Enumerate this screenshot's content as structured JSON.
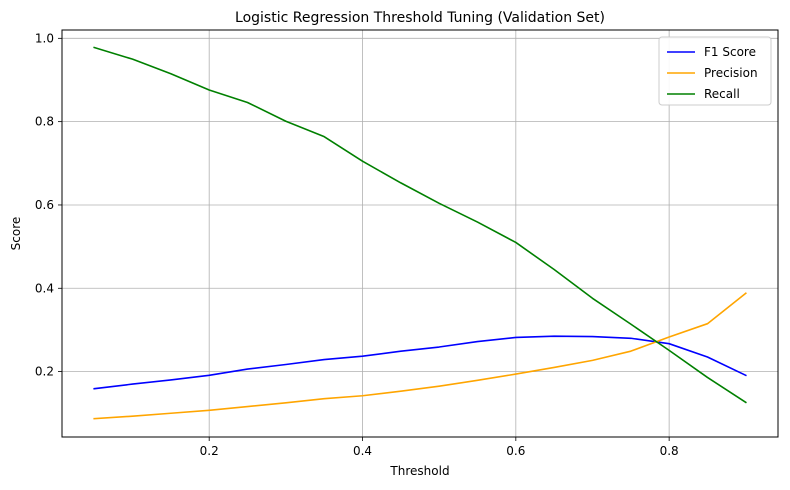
{
  "chart_data": {
    "type": "line",
    "title": "Logistic Regression Threshold Tuning (Validation Set)",
    "xlabel": "Threshold",
    "ylabel": "Score",
    "xlim": [
      0.008,
      0.942
    ],
    "ylim": [
      0.043,
      1.02
    ],
    "xticks": [
      0.2,
      0.4,
      0.6,
      0.8
    ],
    "yticks": [
      0.2,
      0.4,
      0.6,
      0.8,
      1.0
    ],
    "xtick_labels": [
      "0.2",
      "0.4",
      "0.6",
      "0.8"
    ],
    "ytick_labels": [
      "0.2",
      "0.4",
      "0.6",
      "0.8",
      "1.0"
    ],
    "grid": true,
    "legend_position": "top-right",
    "x": [
      0.05,
      0.1,
      0.15,
      0.2,
      0.25,
      0.3,
      0.35,
      0.4,
      0.45,
      0.5,
      0.55,
      0.6,
      0.65,
      0.7,
      0.75,
      0.8,
      0.85,
      0.9
    ],
    "series": [
      {
        "name": "F1 Score",
        "color": "#0000ff",
        "values": [
          0.159,
          0.17,
          0.18,
          0.191,
          0.206,
          0.217,
          0.229,
          0.237,
          0.249,
          0.259,
          0.272,
          0.282,
          0.285,
          0.284,
          0.28,
          0.267,
          0.235,
          0.191
        ]
      },
      {
        "name": "Precision",
        "color": "#ffa500",
        "values": [
          0.087,
          0.093,
          0.1,
          0.107,
          0.116,
          0.125,
          0.135,
          0.142,
          0.153,
          0.165,
          0.179,
          0.194,
          0.21,
          0.227,
          0.249,
          0.283,
          0.315,
          0.388
        ]
      },
      {
        "name": "Recall",
        "color": "#008000",
        "values": [
          0.978,
          0.95,
          0.915,
          0.876,
          0.846,
          0.801,
          0.764,
          0.705,
          0.653,
          0.604,
          0.559,
          0.51,
          0.445,
          0.376,
          0.314,
          0.251,
          0.186,
          0.126
        ]
      }
    ]
  }
}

.....

■ WHAT YOU WILL DO
Return all the entries word for word, but omit any pictures they contain.

■ OUTPUT OF THE EXERCISE
Enumerate this screenshot's content as structured JSON.
{
  "chart_data": {
    "type": "line",
    "title": "Logistic Regression Threshold Tuning (Validation Set)",
    "xlabel": "Threshold",
    "ylabel": "Score",
    "xlim": [
      0.008,
      0.942
    ],
    "ylim": [
      0.043,
      1.02
    ],
    "xticks": [
      0.2,
      0.4,
      0.6,
      0.8
    ],
    "yticks": [
      0.2,
      0.4,
      0.6,
      0.8,
      1.0
    ],
    "xtick_labels": [
      "0.2",
      "0.4",
      "0.6",
      "0.8"
    ],
    "ytick_labels": [
      "0.2",
      "0.4",
      "0.6",
      "0.8",
      "1.0"
    ],
    "grid": true,
    "legend_position": "top-right",
    "x": [
      0.05,
      0.1,
      0.15,
      0.2,
      0.25,
      0.3,
      0.35,
      0.4,
      0.45,
      0.5,
      0.55,
      0.6,
      0.65,
      0.7,
      0.75,
      0.8,
      0.85,
      0.9
    ],
    "series": [
      {
        "name": "F1 Score",
        "color": "#0000ff",
        "values": [
          0.159,
          0.17,
          0.18,
          0.191,
          0.206,
          0.217,
          0.229,
          0.237,
          0.249,
          0.259,
          0.272,
          0.282,
          0.285,
          0.284,
          0.28,
          0.267,
          0.235,
          0.191
        ]
      },
      {
        "name": "Precision",
        "color": "#ffa500",
        "values": [
          0.087,
          0.093,
          0.1,
          0.107,
          0.116,
          0.125,
          0.135,
          0.142,
          0.153,
          0.165,
          0.179,
          0.194,
          0.21,
          0.227,
          0.249,
          0.283,
          0.315,
          0.388
        ]
      },
      {
        "name": "Recall",
        "color": "#008000",
        "values": [
          0.978,
          0.95,
          0.915,
          0.876,
          0.846,
          0.801,
          0.764,
          0.705,
          0.653,
          0.604,
          0.559,
          0.51,
          0.445,
          0.376,
          0.314,
          0.251,
          0.186,
          0.126
        ]
      }
    ]
  }
}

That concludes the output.